**Your task**:
Go through the entries below and copy each line containing the word "Edit".

**Dataset extract**:
-- -- --
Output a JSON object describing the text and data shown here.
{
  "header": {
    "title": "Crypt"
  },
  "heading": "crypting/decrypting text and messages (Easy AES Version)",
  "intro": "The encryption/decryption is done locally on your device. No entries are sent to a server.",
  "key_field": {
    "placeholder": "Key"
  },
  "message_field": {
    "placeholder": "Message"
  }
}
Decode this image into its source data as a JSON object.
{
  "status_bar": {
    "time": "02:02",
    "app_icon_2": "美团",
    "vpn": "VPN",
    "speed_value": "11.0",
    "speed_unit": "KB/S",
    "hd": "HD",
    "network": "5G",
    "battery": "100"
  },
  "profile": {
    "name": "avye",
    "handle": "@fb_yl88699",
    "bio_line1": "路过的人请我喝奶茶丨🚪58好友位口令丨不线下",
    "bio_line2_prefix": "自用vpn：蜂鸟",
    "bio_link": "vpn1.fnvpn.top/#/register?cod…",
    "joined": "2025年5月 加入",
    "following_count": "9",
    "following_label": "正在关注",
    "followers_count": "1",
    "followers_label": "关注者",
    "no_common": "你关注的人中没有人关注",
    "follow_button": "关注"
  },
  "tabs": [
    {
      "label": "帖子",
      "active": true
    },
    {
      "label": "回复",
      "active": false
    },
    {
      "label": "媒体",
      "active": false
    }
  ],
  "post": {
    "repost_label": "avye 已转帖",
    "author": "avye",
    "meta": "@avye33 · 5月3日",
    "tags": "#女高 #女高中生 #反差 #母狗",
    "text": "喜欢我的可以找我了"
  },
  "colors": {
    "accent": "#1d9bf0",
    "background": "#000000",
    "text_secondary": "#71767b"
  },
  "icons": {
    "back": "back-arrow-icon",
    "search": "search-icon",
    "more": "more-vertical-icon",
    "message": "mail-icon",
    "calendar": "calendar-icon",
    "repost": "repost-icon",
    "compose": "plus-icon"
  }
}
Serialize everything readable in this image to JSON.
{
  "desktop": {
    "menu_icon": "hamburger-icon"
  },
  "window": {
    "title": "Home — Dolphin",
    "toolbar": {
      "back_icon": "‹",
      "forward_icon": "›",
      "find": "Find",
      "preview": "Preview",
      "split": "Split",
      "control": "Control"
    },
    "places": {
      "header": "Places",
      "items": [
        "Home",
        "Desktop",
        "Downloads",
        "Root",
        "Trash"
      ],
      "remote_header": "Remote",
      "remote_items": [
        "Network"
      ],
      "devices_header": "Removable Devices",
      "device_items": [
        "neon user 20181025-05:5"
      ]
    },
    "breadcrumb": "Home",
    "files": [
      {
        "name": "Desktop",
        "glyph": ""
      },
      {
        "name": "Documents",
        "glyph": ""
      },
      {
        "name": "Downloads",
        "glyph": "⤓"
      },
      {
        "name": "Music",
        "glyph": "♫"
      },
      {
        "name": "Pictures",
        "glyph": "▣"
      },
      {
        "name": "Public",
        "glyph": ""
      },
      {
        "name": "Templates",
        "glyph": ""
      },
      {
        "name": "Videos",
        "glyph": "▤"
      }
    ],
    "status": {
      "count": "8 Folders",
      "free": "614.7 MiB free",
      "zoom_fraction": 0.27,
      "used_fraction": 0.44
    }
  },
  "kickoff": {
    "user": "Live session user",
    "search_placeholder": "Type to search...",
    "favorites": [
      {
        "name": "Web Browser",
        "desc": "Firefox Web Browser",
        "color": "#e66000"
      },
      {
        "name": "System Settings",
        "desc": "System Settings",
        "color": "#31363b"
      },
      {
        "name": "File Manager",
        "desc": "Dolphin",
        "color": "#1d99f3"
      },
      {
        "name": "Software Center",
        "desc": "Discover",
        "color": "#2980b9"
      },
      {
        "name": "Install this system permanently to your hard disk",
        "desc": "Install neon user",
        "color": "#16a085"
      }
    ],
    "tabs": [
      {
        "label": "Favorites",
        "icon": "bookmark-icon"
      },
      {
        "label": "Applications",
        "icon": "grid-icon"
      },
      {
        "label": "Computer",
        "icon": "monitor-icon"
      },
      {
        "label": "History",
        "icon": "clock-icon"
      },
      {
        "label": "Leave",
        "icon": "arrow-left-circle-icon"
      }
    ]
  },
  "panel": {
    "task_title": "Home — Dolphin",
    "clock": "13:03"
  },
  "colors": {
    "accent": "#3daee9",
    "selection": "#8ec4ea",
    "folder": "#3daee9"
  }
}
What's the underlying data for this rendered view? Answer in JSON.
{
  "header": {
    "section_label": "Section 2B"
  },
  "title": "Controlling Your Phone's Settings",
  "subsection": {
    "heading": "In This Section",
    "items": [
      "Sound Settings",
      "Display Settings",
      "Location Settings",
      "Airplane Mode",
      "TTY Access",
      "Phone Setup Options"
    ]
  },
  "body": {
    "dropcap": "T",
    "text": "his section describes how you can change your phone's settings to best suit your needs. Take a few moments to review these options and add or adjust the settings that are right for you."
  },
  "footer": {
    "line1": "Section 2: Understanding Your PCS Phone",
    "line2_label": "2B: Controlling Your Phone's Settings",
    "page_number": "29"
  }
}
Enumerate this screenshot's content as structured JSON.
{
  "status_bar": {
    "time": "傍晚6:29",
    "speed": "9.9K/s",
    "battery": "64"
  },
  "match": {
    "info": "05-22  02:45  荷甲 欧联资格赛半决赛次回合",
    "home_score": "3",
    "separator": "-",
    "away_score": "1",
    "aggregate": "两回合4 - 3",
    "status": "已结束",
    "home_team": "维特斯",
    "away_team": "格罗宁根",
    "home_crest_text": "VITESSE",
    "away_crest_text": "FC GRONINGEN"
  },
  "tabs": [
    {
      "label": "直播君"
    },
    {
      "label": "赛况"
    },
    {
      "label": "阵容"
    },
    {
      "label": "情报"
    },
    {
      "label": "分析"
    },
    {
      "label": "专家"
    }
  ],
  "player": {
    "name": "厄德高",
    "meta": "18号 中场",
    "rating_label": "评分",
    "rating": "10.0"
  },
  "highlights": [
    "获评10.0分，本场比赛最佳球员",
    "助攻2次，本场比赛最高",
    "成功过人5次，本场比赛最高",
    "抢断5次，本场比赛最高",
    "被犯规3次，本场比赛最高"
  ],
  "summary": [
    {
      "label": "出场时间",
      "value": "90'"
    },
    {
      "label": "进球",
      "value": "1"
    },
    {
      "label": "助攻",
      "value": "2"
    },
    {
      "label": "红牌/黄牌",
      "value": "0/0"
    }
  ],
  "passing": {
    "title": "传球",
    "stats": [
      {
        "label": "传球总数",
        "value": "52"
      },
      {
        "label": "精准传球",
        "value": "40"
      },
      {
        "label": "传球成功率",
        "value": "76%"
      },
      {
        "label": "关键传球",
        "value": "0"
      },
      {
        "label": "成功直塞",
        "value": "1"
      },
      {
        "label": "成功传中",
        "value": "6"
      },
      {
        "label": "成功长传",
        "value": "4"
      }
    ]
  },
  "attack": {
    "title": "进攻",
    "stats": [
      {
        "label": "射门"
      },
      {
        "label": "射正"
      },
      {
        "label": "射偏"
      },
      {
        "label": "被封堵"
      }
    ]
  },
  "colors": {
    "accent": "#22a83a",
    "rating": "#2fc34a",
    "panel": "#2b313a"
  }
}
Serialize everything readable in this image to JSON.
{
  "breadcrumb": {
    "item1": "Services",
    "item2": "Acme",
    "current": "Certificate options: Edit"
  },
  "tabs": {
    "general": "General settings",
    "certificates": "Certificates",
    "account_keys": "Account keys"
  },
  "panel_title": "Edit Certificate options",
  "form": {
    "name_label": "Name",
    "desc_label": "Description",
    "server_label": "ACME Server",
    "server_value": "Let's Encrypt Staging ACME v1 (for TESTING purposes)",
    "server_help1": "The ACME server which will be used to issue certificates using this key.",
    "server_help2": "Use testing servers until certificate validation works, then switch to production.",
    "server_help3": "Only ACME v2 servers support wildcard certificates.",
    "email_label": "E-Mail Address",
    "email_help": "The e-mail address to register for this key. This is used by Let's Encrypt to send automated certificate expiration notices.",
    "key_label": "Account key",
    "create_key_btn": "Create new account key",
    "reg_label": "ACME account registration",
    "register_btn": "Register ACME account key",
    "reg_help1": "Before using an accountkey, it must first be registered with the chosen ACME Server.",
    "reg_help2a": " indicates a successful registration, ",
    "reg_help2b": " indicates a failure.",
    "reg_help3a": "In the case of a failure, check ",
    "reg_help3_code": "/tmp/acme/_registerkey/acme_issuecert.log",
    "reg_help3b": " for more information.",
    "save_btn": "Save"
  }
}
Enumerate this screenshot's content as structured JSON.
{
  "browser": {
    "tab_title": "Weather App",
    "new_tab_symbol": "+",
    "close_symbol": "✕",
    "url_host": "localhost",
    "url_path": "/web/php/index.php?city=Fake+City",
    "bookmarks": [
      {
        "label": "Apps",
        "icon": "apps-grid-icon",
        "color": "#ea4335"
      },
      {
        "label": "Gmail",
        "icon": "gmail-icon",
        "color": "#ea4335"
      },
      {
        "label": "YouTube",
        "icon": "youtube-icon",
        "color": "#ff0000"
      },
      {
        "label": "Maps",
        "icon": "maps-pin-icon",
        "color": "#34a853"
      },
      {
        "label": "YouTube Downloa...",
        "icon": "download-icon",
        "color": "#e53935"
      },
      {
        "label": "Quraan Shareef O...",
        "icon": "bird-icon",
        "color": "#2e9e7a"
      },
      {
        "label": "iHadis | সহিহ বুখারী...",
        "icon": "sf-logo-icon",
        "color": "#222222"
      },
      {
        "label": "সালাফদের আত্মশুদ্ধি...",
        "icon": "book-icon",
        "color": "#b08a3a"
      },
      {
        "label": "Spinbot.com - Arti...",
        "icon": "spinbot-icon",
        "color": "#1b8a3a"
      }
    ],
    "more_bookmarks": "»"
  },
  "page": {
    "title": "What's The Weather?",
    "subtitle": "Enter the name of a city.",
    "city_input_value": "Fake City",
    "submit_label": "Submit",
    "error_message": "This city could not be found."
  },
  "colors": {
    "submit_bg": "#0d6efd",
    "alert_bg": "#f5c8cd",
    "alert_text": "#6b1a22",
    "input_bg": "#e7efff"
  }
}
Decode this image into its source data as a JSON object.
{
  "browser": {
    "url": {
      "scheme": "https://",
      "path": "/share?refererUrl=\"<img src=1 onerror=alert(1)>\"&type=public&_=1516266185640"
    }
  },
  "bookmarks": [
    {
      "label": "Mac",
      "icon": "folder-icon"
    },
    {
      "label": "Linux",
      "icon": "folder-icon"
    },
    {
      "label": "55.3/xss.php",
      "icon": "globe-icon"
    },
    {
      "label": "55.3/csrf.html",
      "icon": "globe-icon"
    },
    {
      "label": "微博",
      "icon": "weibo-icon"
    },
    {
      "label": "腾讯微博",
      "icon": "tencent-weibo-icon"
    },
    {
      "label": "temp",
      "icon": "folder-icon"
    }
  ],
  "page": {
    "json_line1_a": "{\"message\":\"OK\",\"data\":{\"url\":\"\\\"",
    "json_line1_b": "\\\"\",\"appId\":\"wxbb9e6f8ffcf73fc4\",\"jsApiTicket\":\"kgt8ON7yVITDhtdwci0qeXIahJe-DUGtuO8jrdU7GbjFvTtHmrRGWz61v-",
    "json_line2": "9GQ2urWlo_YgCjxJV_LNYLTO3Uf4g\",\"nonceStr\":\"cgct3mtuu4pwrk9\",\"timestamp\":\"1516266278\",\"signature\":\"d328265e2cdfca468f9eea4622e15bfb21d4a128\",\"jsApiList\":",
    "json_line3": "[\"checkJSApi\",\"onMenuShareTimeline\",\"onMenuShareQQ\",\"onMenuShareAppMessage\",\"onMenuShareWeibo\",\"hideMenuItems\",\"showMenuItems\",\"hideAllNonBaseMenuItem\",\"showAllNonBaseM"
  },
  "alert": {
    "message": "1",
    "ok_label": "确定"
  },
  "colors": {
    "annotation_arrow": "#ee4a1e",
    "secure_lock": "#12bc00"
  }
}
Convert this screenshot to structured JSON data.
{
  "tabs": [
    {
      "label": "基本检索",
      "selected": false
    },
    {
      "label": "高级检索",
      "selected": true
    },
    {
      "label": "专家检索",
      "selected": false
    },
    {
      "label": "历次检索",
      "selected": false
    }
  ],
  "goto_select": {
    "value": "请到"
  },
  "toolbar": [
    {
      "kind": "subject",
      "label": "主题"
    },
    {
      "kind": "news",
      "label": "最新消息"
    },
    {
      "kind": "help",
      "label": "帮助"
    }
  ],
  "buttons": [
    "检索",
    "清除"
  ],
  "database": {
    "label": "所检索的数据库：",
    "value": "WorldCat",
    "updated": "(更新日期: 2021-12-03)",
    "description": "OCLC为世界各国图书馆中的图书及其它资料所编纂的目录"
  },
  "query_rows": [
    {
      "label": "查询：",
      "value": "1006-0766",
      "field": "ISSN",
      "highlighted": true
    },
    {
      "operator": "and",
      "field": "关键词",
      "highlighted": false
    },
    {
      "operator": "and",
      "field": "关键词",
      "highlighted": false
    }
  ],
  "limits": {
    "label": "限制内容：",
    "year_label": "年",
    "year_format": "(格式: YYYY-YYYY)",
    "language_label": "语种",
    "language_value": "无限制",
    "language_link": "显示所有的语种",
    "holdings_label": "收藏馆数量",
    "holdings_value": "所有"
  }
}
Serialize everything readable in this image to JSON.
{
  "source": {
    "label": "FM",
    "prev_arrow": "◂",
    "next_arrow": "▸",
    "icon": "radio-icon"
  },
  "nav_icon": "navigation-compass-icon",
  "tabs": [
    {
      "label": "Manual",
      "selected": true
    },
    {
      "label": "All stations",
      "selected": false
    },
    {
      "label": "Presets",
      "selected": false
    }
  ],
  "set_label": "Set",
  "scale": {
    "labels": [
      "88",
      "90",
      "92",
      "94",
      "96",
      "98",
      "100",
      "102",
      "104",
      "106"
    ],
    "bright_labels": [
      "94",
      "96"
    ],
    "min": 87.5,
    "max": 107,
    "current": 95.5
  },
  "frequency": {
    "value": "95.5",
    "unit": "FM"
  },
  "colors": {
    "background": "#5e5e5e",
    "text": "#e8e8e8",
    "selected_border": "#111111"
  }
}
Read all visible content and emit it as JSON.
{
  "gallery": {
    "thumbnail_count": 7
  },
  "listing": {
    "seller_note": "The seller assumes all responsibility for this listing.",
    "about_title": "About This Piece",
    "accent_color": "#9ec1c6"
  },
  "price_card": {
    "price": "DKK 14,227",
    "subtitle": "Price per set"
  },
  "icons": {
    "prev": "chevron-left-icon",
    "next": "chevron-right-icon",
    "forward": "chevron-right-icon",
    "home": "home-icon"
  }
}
-- -- --
**Response**:
    "current": "Certificate options: Edit"
  "panel_title": "Edit Certificate options",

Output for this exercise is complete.